▶ **EXERCISE**: For the passage on nuclear power below, mark each statement yes or no and quote the words that decide it: (a) cost was the main reason nuclear power was not being built even before Fukushima; (b) environmentalists alone shut down nuclear power; (c) nuclear power requires massive government subsidy.
---------- QUOTED PASSAGE ----------
Tag Archives: Vermont Yankee

Nuclear power like burning $20 bills to generate electricity –Bill McKibben

Nukes cost too much and are too centralized; sun and wind are the power we need and can afford.

Andrew Sullivan on the Dish 8 December 2012, Ask McKibben Anything: What About Nuclear Energy?

In October, Bill spoke to Marlene Spoerri of the Carnegie Council for Ethics in International Affairs about his views on nuclear power:

I don’t foresee, especially post-Fukushima, a kind of political system in most of the world that would let it happen. Even before Fukushima, it wasn’t happening. The reason basically had to do with cost. Environmentalists helped shut down nuclear power, but really it was Wall Street that pulled the plug on it. It’s too expensive. It’s like burning $20 bills to generate electricity. It requires, if you’re going to do it, massive government subsidy. If you’re going to apply that subsidy, you’re better off doing it with other things that will generate more kilowatt hours per buck.
---------- PROVIDED MATERIAL ----------
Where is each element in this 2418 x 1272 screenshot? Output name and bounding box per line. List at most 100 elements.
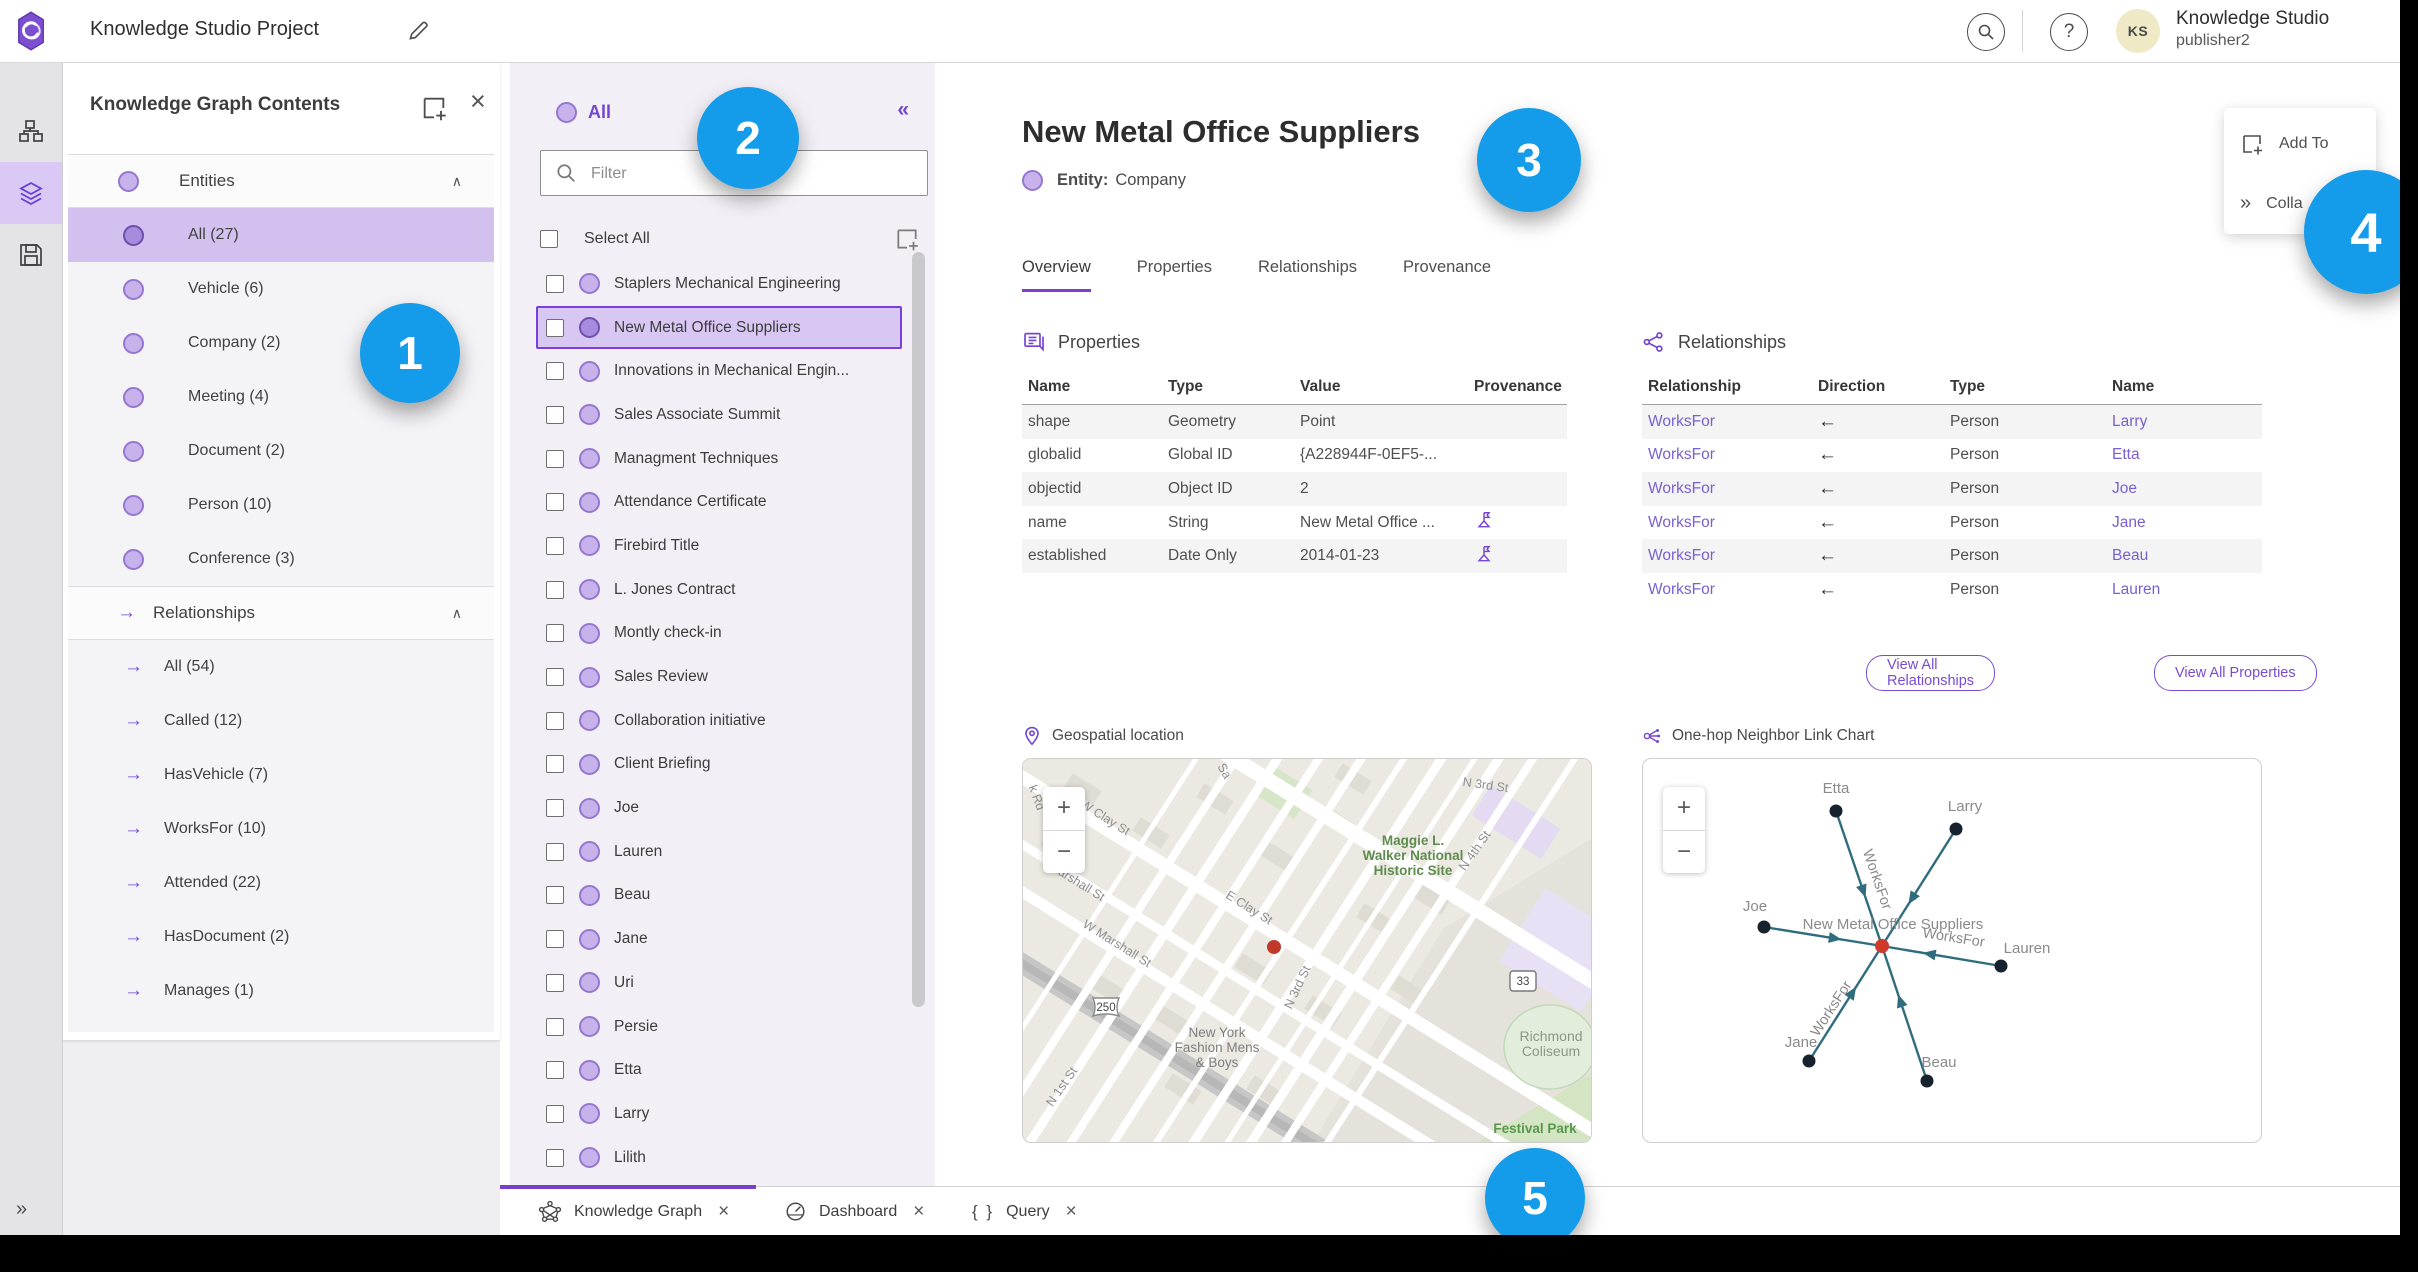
----------
▶ **RESULT FOR THIS TASK**:
(a) Yes: "The reason basically had to do with cost."
(b) No: "Environmentalists helped shut down nuclear power, but really it was Wall Street that pulled the plug on it."
(c) Yes: "It requires, if you’re going to do it, massive government subsidy."